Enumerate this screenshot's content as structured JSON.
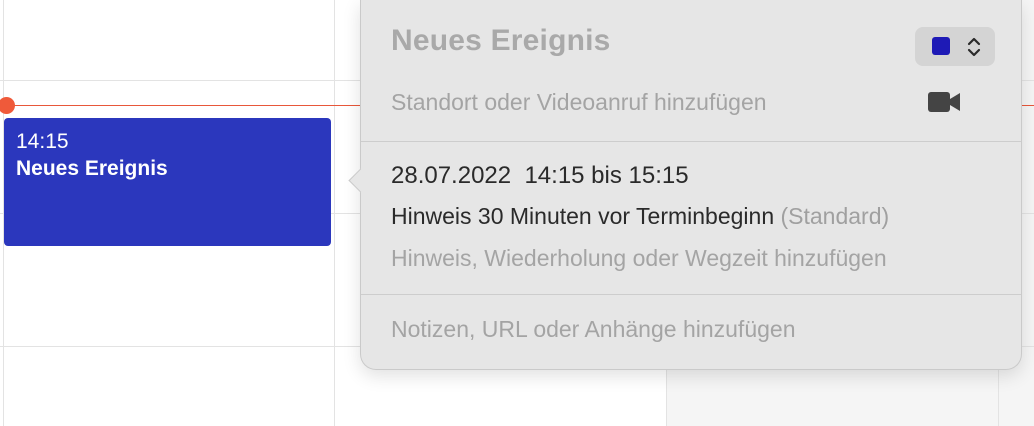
{
  "event": {
    "time": "14:15",
    "title": "Neues Ereignis",
    "color": "#2b37bd"
  },
  "popover": {
    "title": "Neues Ereignis",
    "color_swatch": "#1e1ab6",
    "location_placeholder": "Standort oder Videoanruf hinzufügen",
    "date_time": "28.07.2022  14:15 bis 15:15",
    "alert_text": "Hinweis 30 Minuten vor Terminbeginn",
    "alert_default": "(Standard)",
    "add_options": "Hinweis, Wiederholung oder Wegzeit hinzufügen",
    "notes_placeholder": "Notizen, URL oder Anhänge hinzufügen"
  },
  "icons": {
    "video": "video-camera-icon",
    "stepper": "chevron-up-down-icon"
  },
  "colors": {
    "now_line": "#e8573a"
  }
}
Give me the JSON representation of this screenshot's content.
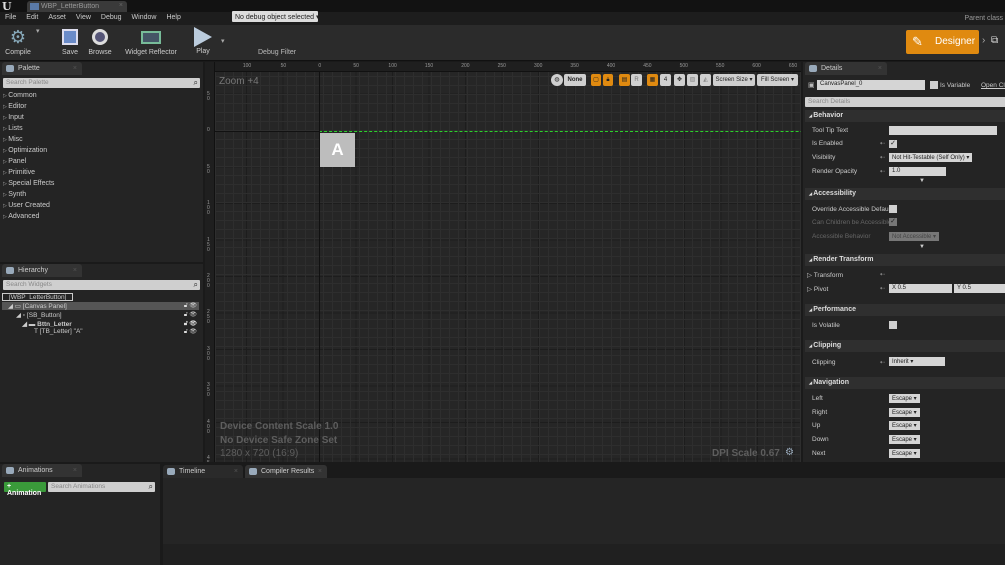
{
  "window": {
    "tab_title": "WBP_LetterButton",
    "parent_class": "Parent class"
  },
  "menu": [
    "File",
    "Edit",
    "Asset",
    "View",
    "Debug",
    "Window",
    "Help"
  ],
  "toolbar": {
    "compile": "Compile",
    "save": "Save",
    "browse": "Browse",
    "widget_reflector": "Widget Reflector",
    "play": "Play",
    "debug_object": "No debug object selected",
    "debug_filter": "Debug Filter",
    "designer": "Designer"
  },
  "palette": {
    "title": "Palette",
    "search_placeholder": "Search Palette",
    "items": [
      "Common",
      "Editor",
      "Input",
      "Lists",
      "Misc",
      "Optimization",
      "Panel",
      "Primitive",
      "Special Effects",
      "Synth",
      "User Created",
      "Advanced"
    ]
  },
  "hierarchy": {
    "title": "Hierarchy",
    "search_placeholder": "Search Widgets",
    "rows": [
      "[WBP_LetterButton]",
      "[Canvas Panel]",
      "[SB_Button]",
      "Bttn_Letter",
      "[TB_Letter] \"A\""
    ]
  },
  "canvas": {
    "zoom": "Zoom +4",
    "ruler_top": [
      "100",
      "50",
      "0",
      "50",
      "100",
      "150",
      "200",
      "250",
      "300",
      "350",
      "400",
      "450",
      "500",
      "550",
      "600",
      "650"
    ],
    "ruler_left": [
      "50",
      "0",
      "50",
      "100",
      "150",
      "200",
      "250",
      "300",
      "350",
      "400",
      "450"
    ],
    "letter": "A",
    "device_scale": "Device Content Scale 1.0",
    "safe_zone": "No Device Safe Zone Set",
    "resolution": "1280 x 720 (16:9)",
    "dpi_scale": "DPI Scale 0.67",
    "toolbar": {
      "none": "None",
      "r": "R",
      "grid_snap": "4",
      "screen_size": "Screen Size",
      "fill_screen": "Fill Screen"
    }
  },
  "details": {
    "title": "Details",
    "name": "CanvasPanel_0",
    "is_variable": "Is Variable",
    "open_class": "Open Class",
    "search_placeholder": "Search Details",
    "behavior": {
      "title": "Behavior",
      "tooltip": "Tool Tip Text",
      "is_enabled": "Is Enabled",
      "visibility": "Visibility",
      "visibility_value": "Not Hit-Testable (Self Only)",
      "render_opacity": "Render Opacity",
      "render_opacity_value": "1.0"
    },
    "accessibility": {
      "title": "Accessibility",
      "override": "Override Accessible Defaul",
      "children": "Can Children be Accessible",
      "behavior": "Accessible Behavior",
      "behavior_value": "Not Accessible"
    },
    "render_transform": {
      "title": "Render Transform",
      "transform": "Transform",
      "pivot": "Pivot",
      "pivot_x": "X  0.5",
      "pivot_y": "Y  0.5"
    },
    "performance": {
      "title": "Performance",
      "is_volatile": "Is Volatile"
    },
    "clipping": {
      "title": "Clipping",
      "clipping": "Clipping",
      "clipping_value": "Inherit"
    },
    "navigation": {
      "title": "Navigation",
      "rows": [
        {
          "label": "Left",
          "value": "Escape"
        },
        {
          "label": "Right",
          "value": "Escape"
        },
        {
          "label": "Up",
          "value": "Escape"
        },
        {
          "label": "Down",
          "value": "Escape"
        },
        {
          "label": "Next",
          "value": "Escape"
        }
      ]
    }
  },
  "animations": {
    "title": "Animations",
    "add": "+ Animation",
    "search_placeholder": "Search Animations"
  },
  "bottom_tabs": {
    "timeline": "Timeline",
    "compiler": "Compiler Results"
  }
}
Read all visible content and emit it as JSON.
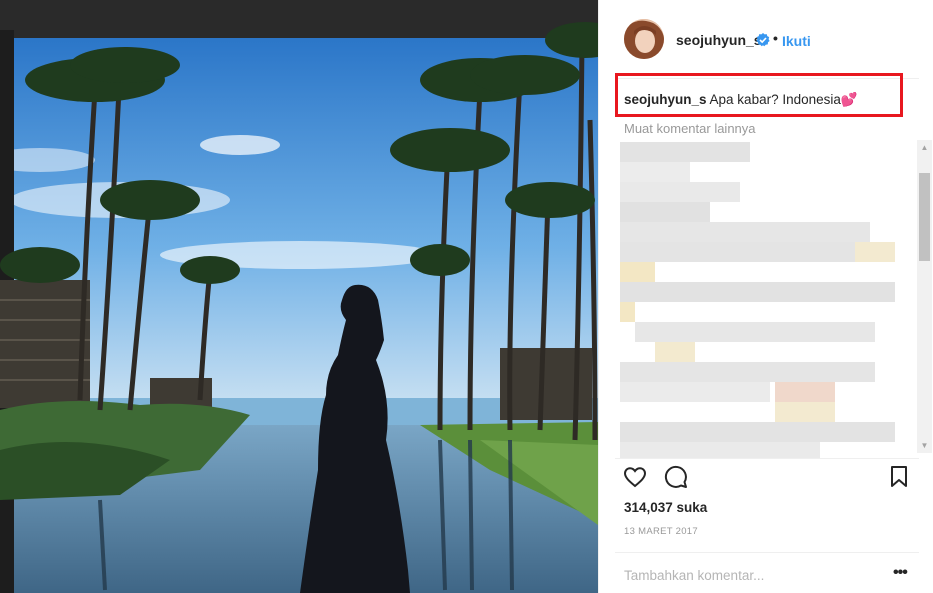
{
  "post": {
    "username": "seojuhyun_s",
    "dot": "•",
    "follow_label": "Ikuti",
    "caption_username": "seojuhyun_s",
    "caption_text": " Apa kabar? Indonesia💕",
    "load_more_label": "Muat komentar lainnya",
    "likes": "314,037 suka",
    "date": "13 MARET 2017",
    "comment_placeholder": "Tambahkan komentar...",
    "more_label": "•••"
  },
  "colors": {
    "link": "#3897f0",
    "highlight": "#e8171f",
    "muted": "#999999"
  },
  "icons": {
    "like": "heart-icon",
    "comment": "speech-bubble-icon",
    "save": "bookmark-icon",
    "verified": "verified-badge-icon"
  }
}
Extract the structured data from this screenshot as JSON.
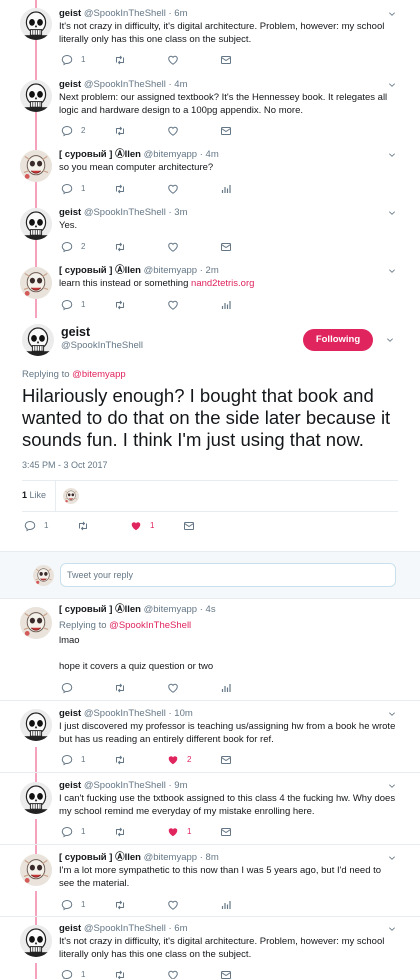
{
  "top_tweets": [
    {
      "name": "geist",
      "handle": "@SpookInTheShell",
      "time": "6m",
      "text": "It's not crazy in difficulty, it's digital architecture. Problem, however: my school literally only has this one class on the subject.",
      "reply_count": "1",
      "retweet_count": "",
      "like_count": "",
      "liked": false,
      "last_action": "mail-icon",
      "avatar": "skull"
    },
    {
      "name": "geist",
      "handle": "@SpookInTheShell",
      "time": "4m",
      "text": "Next problem: our assigned textbook? It's the Hennessey book. It relegates all logic and hardware design to a 100pg appendix. No more.",
      "reply_count": "2",
      "retweet_count": "",
      "like_count": "",
      "liked": false,
      "last_action": "mail-icon",
      "avatar": "skull"
    },
    {
      "name": "[ суровый ] Ⓐllen",
      "handle": "@bitemyapp",
      "time": "4m",
      "text": "so you mean computer architecture?",
      "reply_count": "1",
      "retweet_count": "",
      "like_count": "",
      "liked": false,
      "last_action": "analytics-icon",
      "avatar": "allen"
    },
    {
      "name": "geist",
      "handle": "@SpookInTheShell",
      "time": "3m",
      "text": "Yes.",
      "reply_count": "2",
      "retweet_count": "",
      "like_count": "",
      "liked": false,
      "last_action": "mail-icon",
      "avatar": "skull"
    },
    {
      "name": "[ суровый ] Ⓐllen",
      "handle": "@bitemyapp",
      "time": "2m",
      "text_before": "learn this instead or something ",
      "link": "nand2tetris.org",
      "reply_count": "1",
      "retweet_count": "",
      "like_count": "",
      "liked": false,
      "last_action": "analytics-icon",
      "avatar": "allen"
    }
  ],
  "main_tweet": {
    "name": "geist",
    "handle": "@SpookInTheShell",
    "follow_label": "Following",
    "replying_prefix": "Replying to ",
    "replying_to": "@bitemyapp",
    "text": "Hilariously enough? I bought that book and wanted to do that on the side later because it sounds fun. I think I'm just using that now.",
    "timestamp": "3:45 PM - 3 Oct 2017",
    "likes_count": "1",
    "likes_label": " Like",
    "reply_count": "1",
    "like_count": "1"
  },
  "reply_box": {
    "placeholder": "Tweet your reply"
  },
  "replies": [
    {
      "name": "[ суровый ] Ⓐllen",
      "handle": "@bitemyapp",
      "time": "4s",
      "replying_prefix": "Replying to ",
      "replying_to": "@SpookInTheShell",
      "text_line1": "lmao",
      "text_line2": "hope it covers a quiz question or two",
      "reply_count": "",
      "like_count": "",
      "liked": false,
      "last_action": "analytics-icon",
      "avatar": "allen"
    },
    {
      "name": "geist",
      "handle": "@SpookInTheShell",
      "time": "10m",
      "text": "I just discovered my professor is teaching us/assigning hw from a book he wrote but has us reading an entirely different book for ref.",
      "reply_count": "1",
      "like_count": "2",
      "liked": true,
      "last_action": "mail-icon",
      "avatar": "skull"
    },
    {
      "name": "geist",
      "handle": "@SpookInTheShell",
      "time": "9m",
      "text": "I can't fucking use the txtbook assigned to this class 4 the fucking hw. Why does my school remind me everyday of my mistake enrolling here.",
      "reply_count": "1",
      "like_count": "1",
      "liked": true,
      "last_action": "mail-icon",
      "avatar": "skull"
    },
    {
      "name": "[ суровый ] Ⓐllen",
      "handle": "@bitemyapp",
      "time": "8m",
      "text": "I'm a lot more sympathetic to this now than I was 5 years ago, but I'd need to see the material.",
      "reply_count": "1",
      "like_count": "",
      "liked": false,
      "last_action": "analytics-icon",
      "avatar": "allen"
    },
    {
      "name": "geist",
      "handle": "@SpookInTheShell",
      "time": "6m",
      "text": "It's not crazy in difficulty, it's digital architecture. Problem, however: my school literally only has this one class on the subject.",
      "reply_count": "1",
      "like_count": "",
      "liked": false,
      "last_action": "mail-icon",
      "avatar": "skull"
    }
  ],
  "colors": {
    "accent": "#e0245e",
    "thread_line": "#f5a3bd",
    "muted": "#657786",
    "divider": "#e6ecf0"
  }
}
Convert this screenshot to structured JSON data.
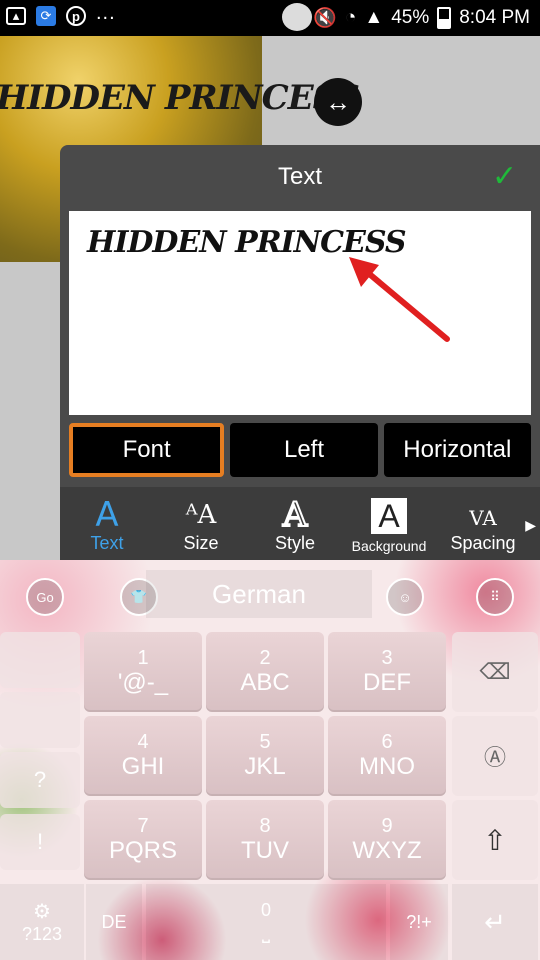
{
  "status_bar": {
    "battery": "45%",
    "time": "8:04 PM",
    "more": "..."
  },
  "canvas": {
    "overlay_text": "HIDDEN PRINCESS"
  },
  "dialog": {
    "title": "Text",
    "text_value": "HIDDEN PRINCESS",
    "options": [
      "Font",
      "Left",
      "Horizontal"
    ],
    "tools": [
      {
        "label": "Text",
        "icon": "text-icon"
      },
      {
        "label": "Size",
        "icon": "size-icon"
      },
      {
        "label": "Style",
        "icon": "style-icon"
      },
      {
        "label": "Background",
        "icon": "background-icon"
      },
      {
        "label": "Spacing",
        "icon": "spacing-icon"
      }
    ],
    "accent_color": "#e67e22",
    "active_tool_color": "#3ea1e8",
    "confirm_color": "#1fb93a"
  },
  "keyboard": {
    "language": "German",
    "top_left": "Go",
    "keys": [
      {
        "num": "1",
        "letters": "'@-_"
      },
      {
        "num": "2",
        "letters": "ABC"
      },
      {
        "num": "3",
        "letters": "DEF"
      },
      {
        "num": "4",
        "letters": "GHI"
      },
      {
        "num": "5",
        "letters": "JKL"
      },
      {
        "num": "6",
        "letters": "MNO"
      },
      {
        "num": "7",
        "letters": "PQRS"
      },
      {
        "num": "8",
        "letters": "TUV"
      },
      {
        "num": "9",
        "letters": "WXYZ"
      }
    ],
    "side_question": "?",
    "side_exclaim": "!",
    "bottom_mode": "?123",
    "bottom_lang": "DE",
    "bottom_zero": "0",
    "bottom_symbols": "?!+"
  }
}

*AIM:* Go through the lines above. Select every one that has the string "data".

*PROBLEM SOLUTION:*
Extract the structured data from this screenshot as JSON.
Convert this screenshot to structured JSON data.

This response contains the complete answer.